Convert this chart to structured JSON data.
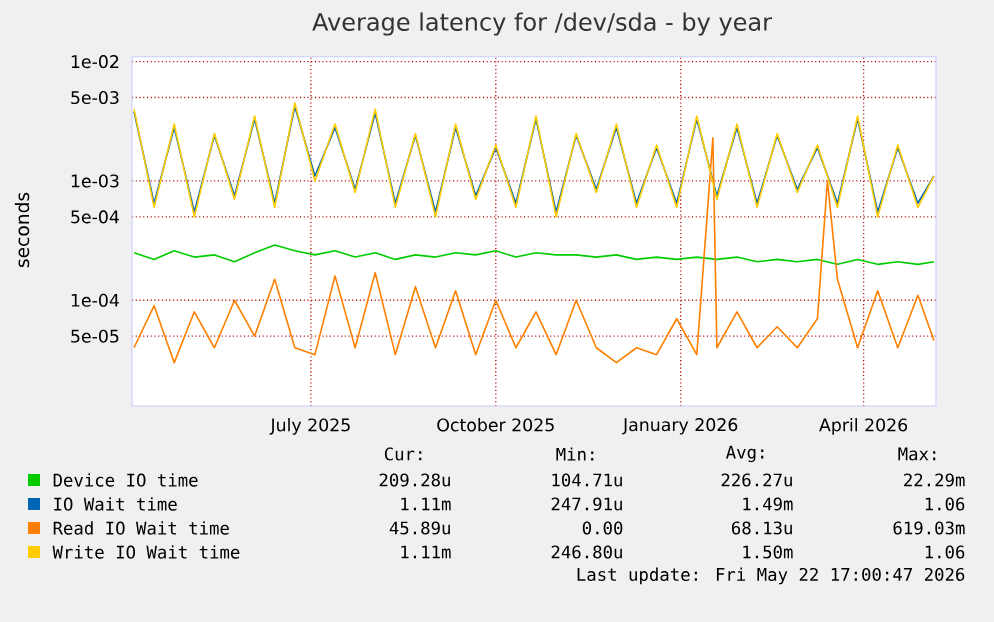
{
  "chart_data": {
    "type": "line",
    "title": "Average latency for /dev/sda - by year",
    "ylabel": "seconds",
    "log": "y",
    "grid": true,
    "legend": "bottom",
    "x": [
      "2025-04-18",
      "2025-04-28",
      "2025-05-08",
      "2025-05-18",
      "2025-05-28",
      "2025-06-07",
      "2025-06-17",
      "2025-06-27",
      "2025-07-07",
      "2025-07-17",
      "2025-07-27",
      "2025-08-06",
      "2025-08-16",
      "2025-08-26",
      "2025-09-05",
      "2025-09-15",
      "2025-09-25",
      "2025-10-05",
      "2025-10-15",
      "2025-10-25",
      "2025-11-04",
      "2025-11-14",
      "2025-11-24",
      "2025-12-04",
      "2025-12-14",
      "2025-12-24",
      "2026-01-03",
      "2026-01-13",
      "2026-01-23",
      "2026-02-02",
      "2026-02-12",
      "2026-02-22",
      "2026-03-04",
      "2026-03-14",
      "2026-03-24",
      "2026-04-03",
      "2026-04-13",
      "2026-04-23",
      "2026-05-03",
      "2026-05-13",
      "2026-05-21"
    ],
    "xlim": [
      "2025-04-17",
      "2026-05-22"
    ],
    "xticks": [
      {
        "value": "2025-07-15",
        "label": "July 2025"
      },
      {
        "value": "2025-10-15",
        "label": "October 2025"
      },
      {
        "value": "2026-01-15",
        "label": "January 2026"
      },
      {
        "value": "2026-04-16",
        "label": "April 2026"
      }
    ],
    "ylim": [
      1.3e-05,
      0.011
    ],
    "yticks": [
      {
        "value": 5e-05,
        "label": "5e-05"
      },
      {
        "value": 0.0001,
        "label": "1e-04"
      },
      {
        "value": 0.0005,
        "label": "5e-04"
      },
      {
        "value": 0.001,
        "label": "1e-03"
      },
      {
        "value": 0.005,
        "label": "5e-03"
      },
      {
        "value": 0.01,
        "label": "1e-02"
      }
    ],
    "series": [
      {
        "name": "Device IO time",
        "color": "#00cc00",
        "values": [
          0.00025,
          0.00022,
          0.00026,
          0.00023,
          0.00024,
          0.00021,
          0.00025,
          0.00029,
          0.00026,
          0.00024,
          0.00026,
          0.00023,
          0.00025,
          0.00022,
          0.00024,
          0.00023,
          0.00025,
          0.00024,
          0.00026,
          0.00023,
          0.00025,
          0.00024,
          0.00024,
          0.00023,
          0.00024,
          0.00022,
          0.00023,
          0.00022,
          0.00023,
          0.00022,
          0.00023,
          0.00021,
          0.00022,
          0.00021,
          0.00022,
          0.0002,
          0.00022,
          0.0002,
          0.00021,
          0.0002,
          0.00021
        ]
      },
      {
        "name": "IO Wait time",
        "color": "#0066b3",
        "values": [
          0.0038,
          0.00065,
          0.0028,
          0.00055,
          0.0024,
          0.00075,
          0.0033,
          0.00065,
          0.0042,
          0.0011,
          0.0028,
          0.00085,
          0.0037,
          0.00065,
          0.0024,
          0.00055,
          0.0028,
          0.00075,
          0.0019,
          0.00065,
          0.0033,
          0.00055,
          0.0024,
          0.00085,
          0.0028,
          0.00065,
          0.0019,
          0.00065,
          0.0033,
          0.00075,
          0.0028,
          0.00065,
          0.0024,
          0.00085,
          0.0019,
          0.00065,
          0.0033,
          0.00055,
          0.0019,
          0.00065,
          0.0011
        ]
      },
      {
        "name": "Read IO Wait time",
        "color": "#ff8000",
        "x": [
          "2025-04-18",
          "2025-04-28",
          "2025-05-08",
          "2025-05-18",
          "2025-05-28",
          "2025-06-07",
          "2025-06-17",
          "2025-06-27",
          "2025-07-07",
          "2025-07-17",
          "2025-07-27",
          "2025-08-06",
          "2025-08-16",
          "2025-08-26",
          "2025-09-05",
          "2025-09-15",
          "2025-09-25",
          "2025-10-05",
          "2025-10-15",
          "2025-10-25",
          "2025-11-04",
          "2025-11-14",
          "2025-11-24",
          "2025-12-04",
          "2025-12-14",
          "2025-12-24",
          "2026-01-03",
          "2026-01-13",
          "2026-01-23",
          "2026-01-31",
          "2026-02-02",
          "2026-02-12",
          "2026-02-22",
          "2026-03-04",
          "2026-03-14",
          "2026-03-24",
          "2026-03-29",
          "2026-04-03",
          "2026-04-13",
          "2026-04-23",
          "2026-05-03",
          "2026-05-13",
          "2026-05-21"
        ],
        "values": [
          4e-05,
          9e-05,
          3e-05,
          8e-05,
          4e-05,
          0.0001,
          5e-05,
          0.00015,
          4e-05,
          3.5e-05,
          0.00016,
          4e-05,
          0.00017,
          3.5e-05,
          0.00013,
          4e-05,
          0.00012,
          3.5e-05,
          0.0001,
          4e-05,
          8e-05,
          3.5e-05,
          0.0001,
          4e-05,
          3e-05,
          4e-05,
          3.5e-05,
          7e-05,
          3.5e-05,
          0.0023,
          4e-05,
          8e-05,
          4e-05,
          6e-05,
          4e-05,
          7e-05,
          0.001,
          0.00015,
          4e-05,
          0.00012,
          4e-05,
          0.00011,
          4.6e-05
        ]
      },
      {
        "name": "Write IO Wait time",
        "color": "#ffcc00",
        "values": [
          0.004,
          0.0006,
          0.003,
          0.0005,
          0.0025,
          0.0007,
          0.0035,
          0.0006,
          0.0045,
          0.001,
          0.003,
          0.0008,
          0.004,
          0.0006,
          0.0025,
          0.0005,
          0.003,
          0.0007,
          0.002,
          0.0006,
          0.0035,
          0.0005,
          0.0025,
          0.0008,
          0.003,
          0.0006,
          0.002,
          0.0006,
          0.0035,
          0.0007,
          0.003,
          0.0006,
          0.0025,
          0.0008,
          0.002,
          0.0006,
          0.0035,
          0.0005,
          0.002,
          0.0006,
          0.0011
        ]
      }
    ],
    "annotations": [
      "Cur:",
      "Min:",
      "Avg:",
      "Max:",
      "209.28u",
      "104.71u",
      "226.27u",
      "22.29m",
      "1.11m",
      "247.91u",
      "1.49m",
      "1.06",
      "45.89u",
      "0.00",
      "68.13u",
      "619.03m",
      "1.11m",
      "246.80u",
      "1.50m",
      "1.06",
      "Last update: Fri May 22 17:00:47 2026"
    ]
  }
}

WHAT YOU SHOULD DO: Using the records above, copy every line that has the word "time" in it.

OUTPUT BELOW:
        "name": "Device IO time",
        "name": "IO Wait time",
        "name": "Read IO Wait time",
        "name": "Write IO Wait time",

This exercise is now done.